= OBJECTIVE =
Give back every line exactly as it appears, pictures excluded.

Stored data
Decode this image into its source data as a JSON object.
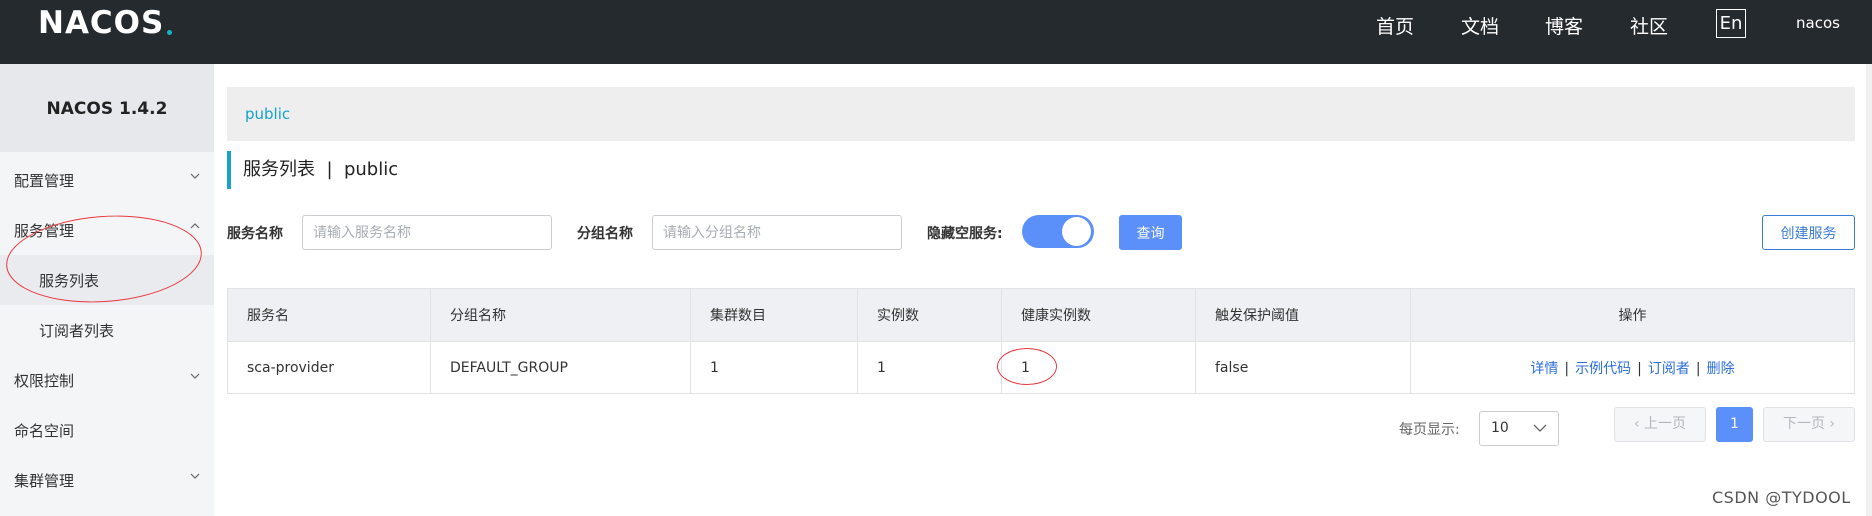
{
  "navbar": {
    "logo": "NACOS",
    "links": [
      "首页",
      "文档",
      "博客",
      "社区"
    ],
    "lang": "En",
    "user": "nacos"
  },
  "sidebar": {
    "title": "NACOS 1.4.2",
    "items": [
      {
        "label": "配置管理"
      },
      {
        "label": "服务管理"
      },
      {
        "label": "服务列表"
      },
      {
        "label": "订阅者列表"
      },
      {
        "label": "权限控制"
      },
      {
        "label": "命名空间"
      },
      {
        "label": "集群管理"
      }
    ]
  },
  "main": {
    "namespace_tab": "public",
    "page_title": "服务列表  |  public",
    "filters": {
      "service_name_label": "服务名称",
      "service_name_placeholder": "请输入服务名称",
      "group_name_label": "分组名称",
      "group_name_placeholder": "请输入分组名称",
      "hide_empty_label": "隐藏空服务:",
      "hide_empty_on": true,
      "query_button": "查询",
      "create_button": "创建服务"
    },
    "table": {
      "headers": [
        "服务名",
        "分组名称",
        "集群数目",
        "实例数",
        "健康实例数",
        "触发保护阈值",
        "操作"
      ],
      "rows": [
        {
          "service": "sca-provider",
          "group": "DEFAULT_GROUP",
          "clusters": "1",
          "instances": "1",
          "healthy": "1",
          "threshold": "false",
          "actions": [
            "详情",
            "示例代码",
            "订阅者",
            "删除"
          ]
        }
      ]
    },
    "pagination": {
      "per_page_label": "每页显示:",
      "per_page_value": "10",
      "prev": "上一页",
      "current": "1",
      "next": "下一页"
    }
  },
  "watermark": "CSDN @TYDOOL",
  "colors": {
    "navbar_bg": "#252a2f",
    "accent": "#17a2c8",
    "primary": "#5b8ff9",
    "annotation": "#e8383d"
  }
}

= WRITTEN ANSWER =
Decode this image into its source data as a JSON object.
{
  "navbar": {
    "logo": "NACOS",
    "links": [
      "首页",
      "文档",
      "博客",
      "社区"
    ],
    "lang": "En",
    "user": "nacos"
  },
  "sidebar": {
    "title": "NACOS 1.4.2",
    "items": [
      {
        "label": "配置管理"
      },
      {
        "label": "服务管理"
      },
      {
        "label": "服务列表"
      },
      {
        "label": "订阅者列表"
      },
      {
        "label": "权限控制"
      },
      {
        "label": "命名空间"
      },
      {
        "label": "集群管理"
      }
    ]
  },
  "main": {
    "namespace_tab": "public",
    "page_title": "服务列表  |  public",
    "filters": {
      "service_name_label": "服务名称",
      "service_name_placeholder": "请输入服务名称",
      "group_name_label": "分组名称",
      "group_name_placeholder": "请输入分组名称",
      "hide_empty_label": "隐藏空服务:",
      "hide_empty_on": true,
      "query_button": "查询",
      "create_button": "创建服务"
    },
    "table": {
      "headers": [
        "服务名",
        "分组名称",
        "集群数目",
        "实例数",
        "健康实例数",
        "触发保护阈值",
        "操作"
      ],
      "rows": [
        {
          "service": "sca-provider",
          "group": "DEFAULT_GROUP",
          "clusters": "1",
          "instances": "1",
          "healthy": "1",
          "threshold": "false",
          "actions": [
            "详情",
            "示例代码",
            "订阅者",
            "删除"
          ]
        }
      ]
    },
    "pagination": {
      "per_page_label": "每页显示:",
      "per_page_value": "10",
      "prev": "上一页",
      "current": "1",
      "next": "下一页"
    }
  },
  "watermark": "CSDN @TYDOOL",
  "colors": {
    "navbar_bg": "#252a2f",
    "accent": "#17a2c8",
    "primary": "#5b8ff9",
    "annotation": "#e8383d"
  }
}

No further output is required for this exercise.